Dataset listings of figures
^^^^^^^^

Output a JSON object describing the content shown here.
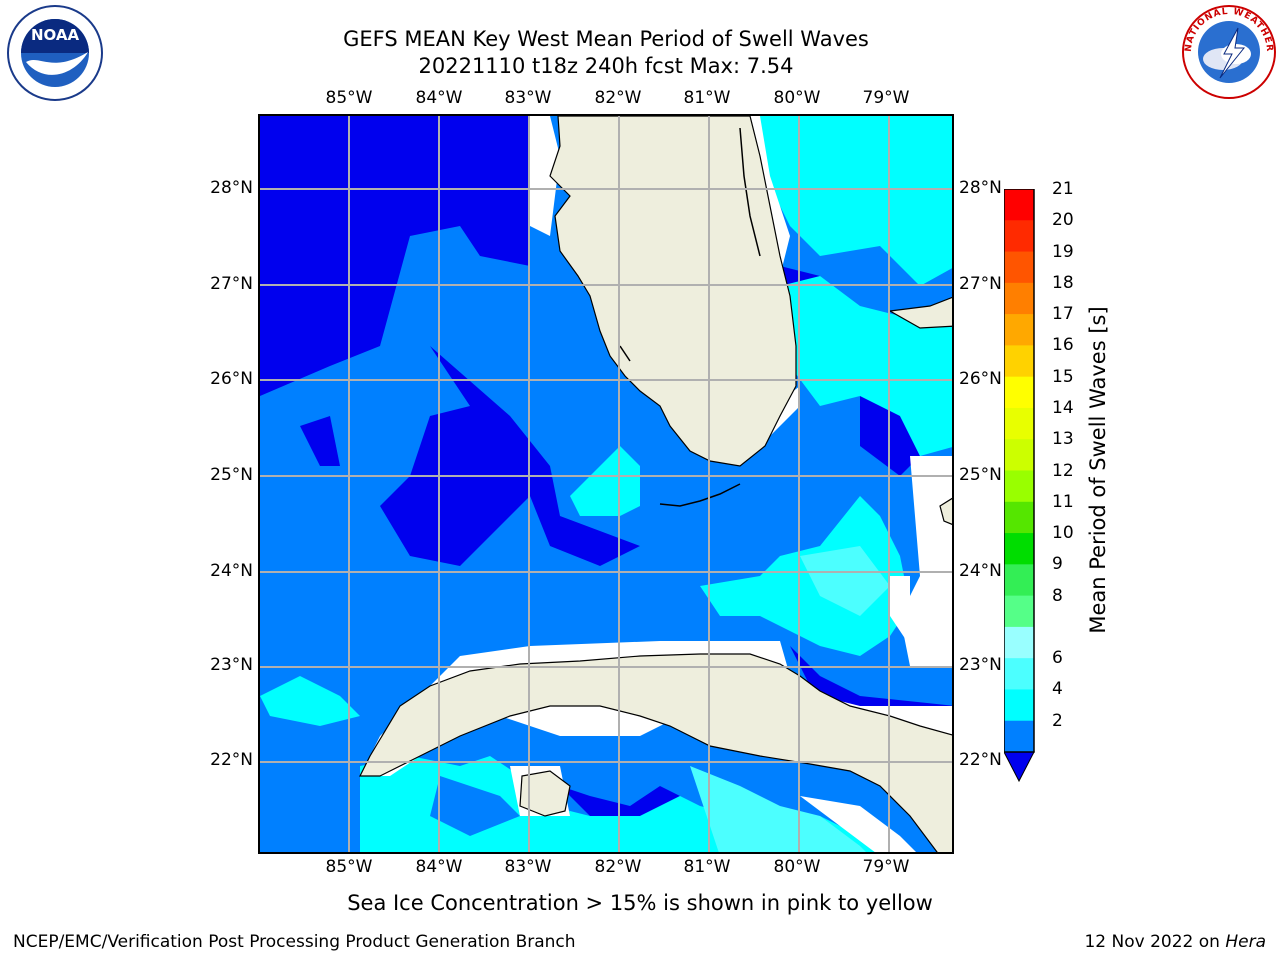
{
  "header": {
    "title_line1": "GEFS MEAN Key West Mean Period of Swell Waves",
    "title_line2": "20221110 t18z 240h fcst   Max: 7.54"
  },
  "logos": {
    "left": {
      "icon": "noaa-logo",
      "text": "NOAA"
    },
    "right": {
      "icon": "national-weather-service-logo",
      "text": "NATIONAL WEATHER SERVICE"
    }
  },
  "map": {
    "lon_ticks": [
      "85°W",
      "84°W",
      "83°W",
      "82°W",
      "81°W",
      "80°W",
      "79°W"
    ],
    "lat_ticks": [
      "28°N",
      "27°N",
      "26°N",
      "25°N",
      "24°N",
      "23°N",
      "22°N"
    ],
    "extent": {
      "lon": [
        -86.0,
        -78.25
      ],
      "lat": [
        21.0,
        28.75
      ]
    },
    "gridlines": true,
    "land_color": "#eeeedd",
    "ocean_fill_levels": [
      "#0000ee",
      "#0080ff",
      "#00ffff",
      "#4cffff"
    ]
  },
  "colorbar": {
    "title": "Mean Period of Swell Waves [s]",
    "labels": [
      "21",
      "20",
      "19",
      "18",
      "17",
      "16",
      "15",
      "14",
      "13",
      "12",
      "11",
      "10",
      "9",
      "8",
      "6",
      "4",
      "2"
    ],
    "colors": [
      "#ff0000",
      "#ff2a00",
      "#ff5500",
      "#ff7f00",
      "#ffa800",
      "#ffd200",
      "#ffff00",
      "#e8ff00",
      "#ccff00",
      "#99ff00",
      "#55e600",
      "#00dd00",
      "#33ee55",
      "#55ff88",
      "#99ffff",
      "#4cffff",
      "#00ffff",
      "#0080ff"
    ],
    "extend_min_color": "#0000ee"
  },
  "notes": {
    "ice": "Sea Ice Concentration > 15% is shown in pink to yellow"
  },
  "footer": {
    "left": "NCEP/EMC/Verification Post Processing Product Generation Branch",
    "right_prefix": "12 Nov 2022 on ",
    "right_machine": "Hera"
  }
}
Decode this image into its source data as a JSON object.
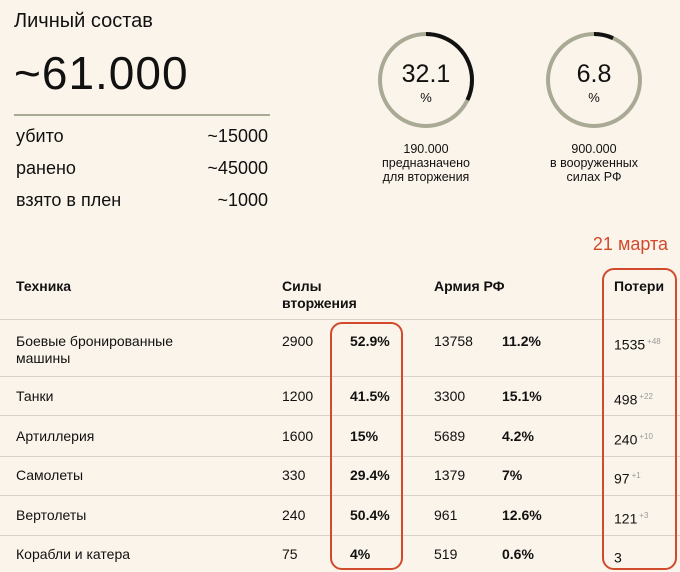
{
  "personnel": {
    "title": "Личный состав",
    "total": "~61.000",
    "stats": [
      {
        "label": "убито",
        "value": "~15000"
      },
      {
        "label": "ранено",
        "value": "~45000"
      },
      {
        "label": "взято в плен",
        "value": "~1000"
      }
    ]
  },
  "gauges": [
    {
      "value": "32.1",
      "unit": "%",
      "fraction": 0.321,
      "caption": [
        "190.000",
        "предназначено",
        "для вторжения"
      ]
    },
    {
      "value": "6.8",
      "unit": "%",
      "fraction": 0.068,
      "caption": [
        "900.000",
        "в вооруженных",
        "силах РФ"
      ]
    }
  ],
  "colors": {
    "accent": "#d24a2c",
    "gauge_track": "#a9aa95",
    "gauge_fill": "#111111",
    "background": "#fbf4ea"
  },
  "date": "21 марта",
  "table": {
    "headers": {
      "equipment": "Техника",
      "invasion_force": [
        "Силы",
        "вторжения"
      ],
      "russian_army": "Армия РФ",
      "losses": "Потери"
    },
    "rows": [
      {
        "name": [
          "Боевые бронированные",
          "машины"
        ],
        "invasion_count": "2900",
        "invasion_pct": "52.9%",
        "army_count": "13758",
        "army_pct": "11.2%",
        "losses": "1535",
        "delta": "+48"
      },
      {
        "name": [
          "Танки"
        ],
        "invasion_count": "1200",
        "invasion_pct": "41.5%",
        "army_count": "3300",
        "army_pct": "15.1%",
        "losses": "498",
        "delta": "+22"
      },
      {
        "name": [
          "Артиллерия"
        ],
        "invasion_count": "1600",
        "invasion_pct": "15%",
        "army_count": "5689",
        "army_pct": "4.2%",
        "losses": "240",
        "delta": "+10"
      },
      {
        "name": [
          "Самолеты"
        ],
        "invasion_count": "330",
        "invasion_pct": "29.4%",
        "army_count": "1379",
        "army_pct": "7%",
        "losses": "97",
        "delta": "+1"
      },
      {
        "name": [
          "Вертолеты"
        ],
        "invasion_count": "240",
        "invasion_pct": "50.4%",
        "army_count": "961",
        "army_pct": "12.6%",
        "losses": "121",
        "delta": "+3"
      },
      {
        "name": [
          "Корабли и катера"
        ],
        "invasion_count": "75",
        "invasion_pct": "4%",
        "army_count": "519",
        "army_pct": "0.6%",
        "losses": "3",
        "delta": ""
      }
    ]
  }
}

^^^^^^^^

* _YOUR INSTRUCTIONS_
Pick out every line of the listing containing the word "left", and show those lines.

* _RESULT FOR THIS EXERCISE_
    "left": {
    "left": "NCEP/EMC/Verification Post Processing Product Generation Branch",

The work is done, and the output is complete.